- **PROBLEM DESCRIPTION**
Will you output all of the data below exactly, omitting the images?

(Saved data entries)
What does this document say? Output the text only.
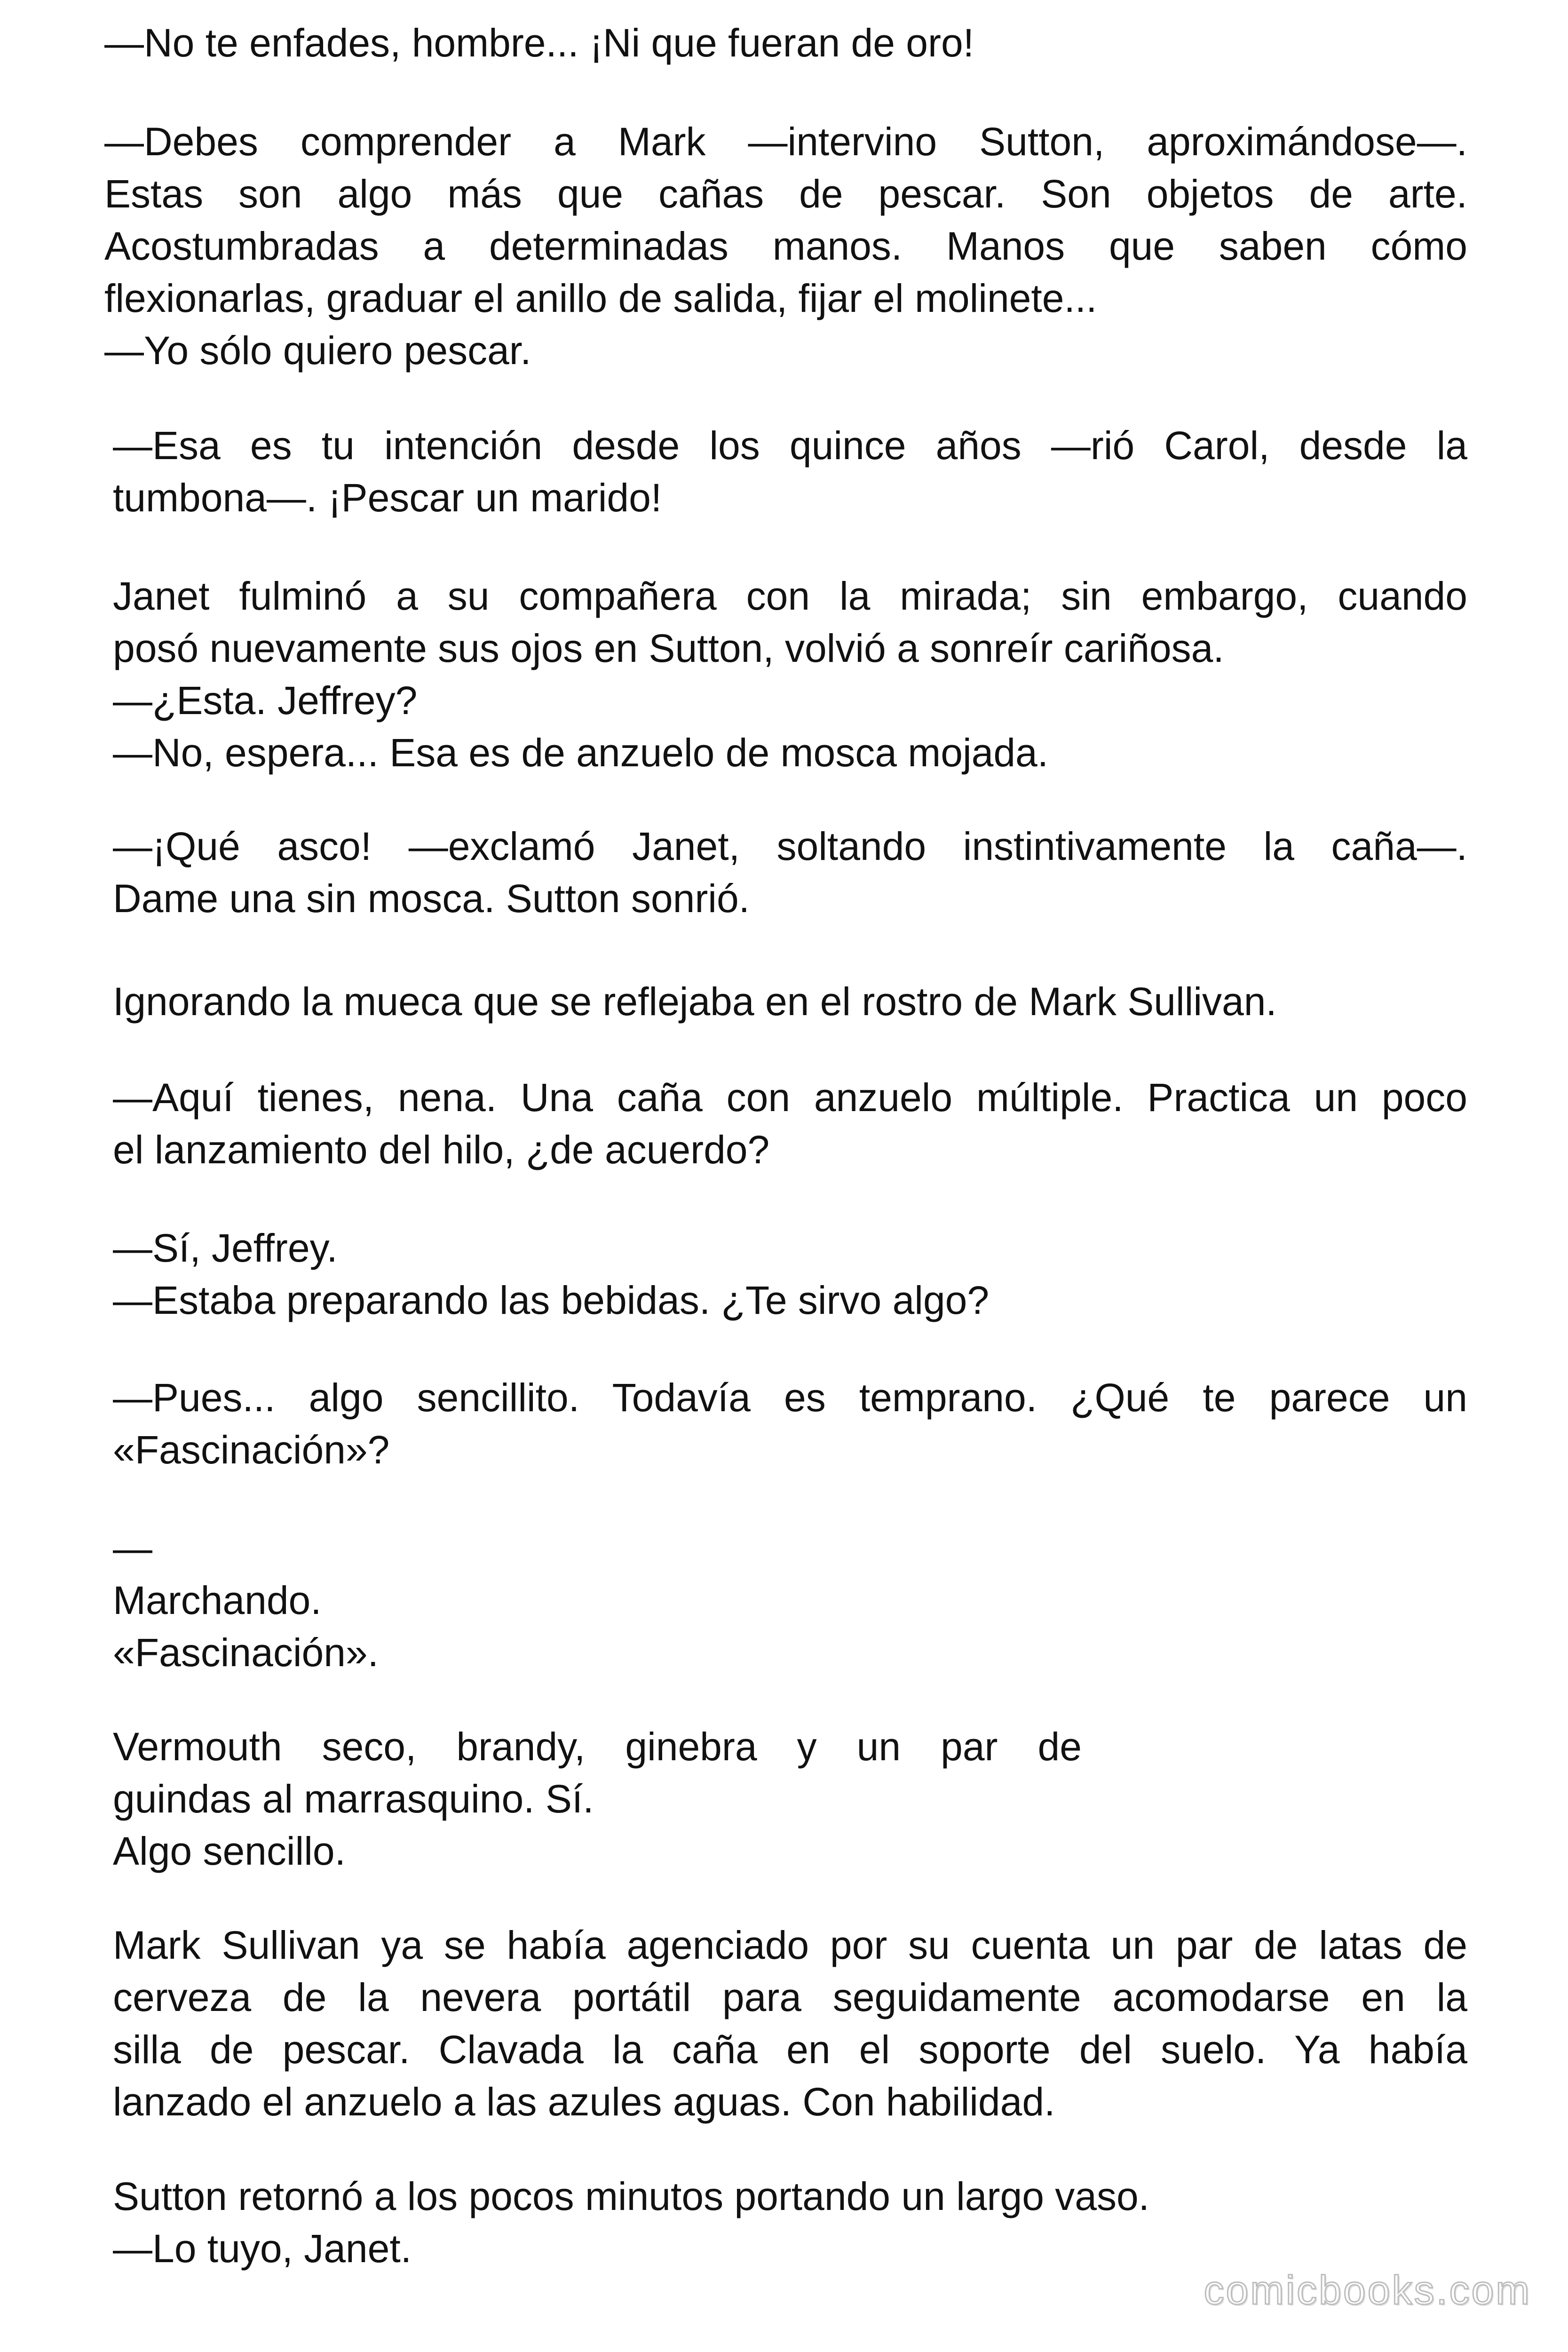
—No te enfades, hombre... ¡Ni que fueran de oro!
—Debes comprender a Mark —intervino Sutton, aproximándose—.
Estas son algo más que cañas de pescar. Son objetos de arte.
Acostumbradas a determinadas manos. Manos que saben cómo
flexionarlas, graduar el anillo de salida, fijar el molinete...
—Yo sólo quiero pescar.
—Esa es tu intención desde los quince años —rió Carol, desde la
tumbona—. ¡Pescar un marido!
Janet fulminó a su compañera con la mirada; sin embargo, cuando
posó nuevamente sus ojos en Sutton, volvió a sonreír cariñosa.
—¿Esta. Jeffrey?
—No, espera... Esa es de anzuelo de mosca mojada.
—¡Qué asco! —exclamó Janet, soltando instintivamente la caña—.
Dame una sin mosca. Sutton sonrió.
Ignorando la mueca que se reflejaba en el rostro de Mark Sullivan.
—Aquí tienes, nena. Una caña con anzuelo múltiple. Practica un poco
el lanzamiento del hilo, ¿de acuerdo?
—Sí, Jeffrey.
—Estaba preparando las bebidas. ¿Te sirvo algo?
—Pues... algo sencillito. Todavía es temprano. ¿Qué te parece un
«Fascinación»?
—
Marchando.
«Fascinación».
Vermouth seco, brandy, ginebra y un par de
guindas al marrasquino. Sí.
Algo sencillo.
Mark Sullivan ya se había agenciado por su cuenta un par de latas de
cerveza de la nevera portátil para seguidamente acomodarse en la
silla de pescar. Clavada la caña en el soporte del suelo. Ya había
lanzado el anzuelo a las azules aguas. Con habilidad.
Sutton retornó a los pocos minutos portando un largo vaso.
—Lo tuyo, Janet.
comicbooks.com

- **THE OUTPUT**
What does this document say? Output the text only.
—No te enfades, hombre... ¡Ni que fueran de oro!
—Debes comprender a Mark —intervino Sutton, aproximándose—.
Estas son algo más que cañas de pescar. Son objetos de arte.
Acostumbradas a determinadas manos. Manos que saben cómo
flexionarlas, graduar el anillo de salida, fijar el molinete...
—Yo sólo quiero pescar.
—Esa es tu intención desde los quince años —rió Carol, desde la
tumbona—. ¡Pescar un marido!
Janet fulminó a su compañera con la mirada; sin embargo, cuando
posó nuevamente sus ojos en Sutton, volvió a sonreír cariñosa.
—¿Esta. Jeffrey?
—No, espera... Esa es de anzuelo de mosca mojada.
—¡Qué asco! —exclamó Janet, soltando instintivamente la caña—.
Dame una sin mosca. Sutton sonrió.
Ignorando la mueca que se reflejaba en el rostro de Mark Sullivan.
—Aquí tienes, nena. Una caña con anzuelo múltiple. Practica un poco
el lanzamiento del hilo, ¿de acuerdo?
—Sí, Jeffrey.
—Estaba preparando las bebidas. ¿Te sirvo algo?
—Pues... algo sencillito. Todavía es temprano. ¿Qué te parece un
«Fascinación»?
—
Marchando.
«Fascinación».
Vermouth seco, brandy, ginebra y un par de
guindas al marrasquino. Sí.
Algo sencillo.
Mark Sullivan ya se había agenciado por su cuenta un par de latas de
cerveza de la nevera portátil para seguidamente acomodarse en la
silla de pescar. Clavada la caña en el soporte del suelo. Ya había
lanzado el anzuelo a las azules aguas. Con habilidad.
Sutton retornó a los pocos minutos portando un largo vaso.
—Lo tuyo, Janet.
comicbooks.com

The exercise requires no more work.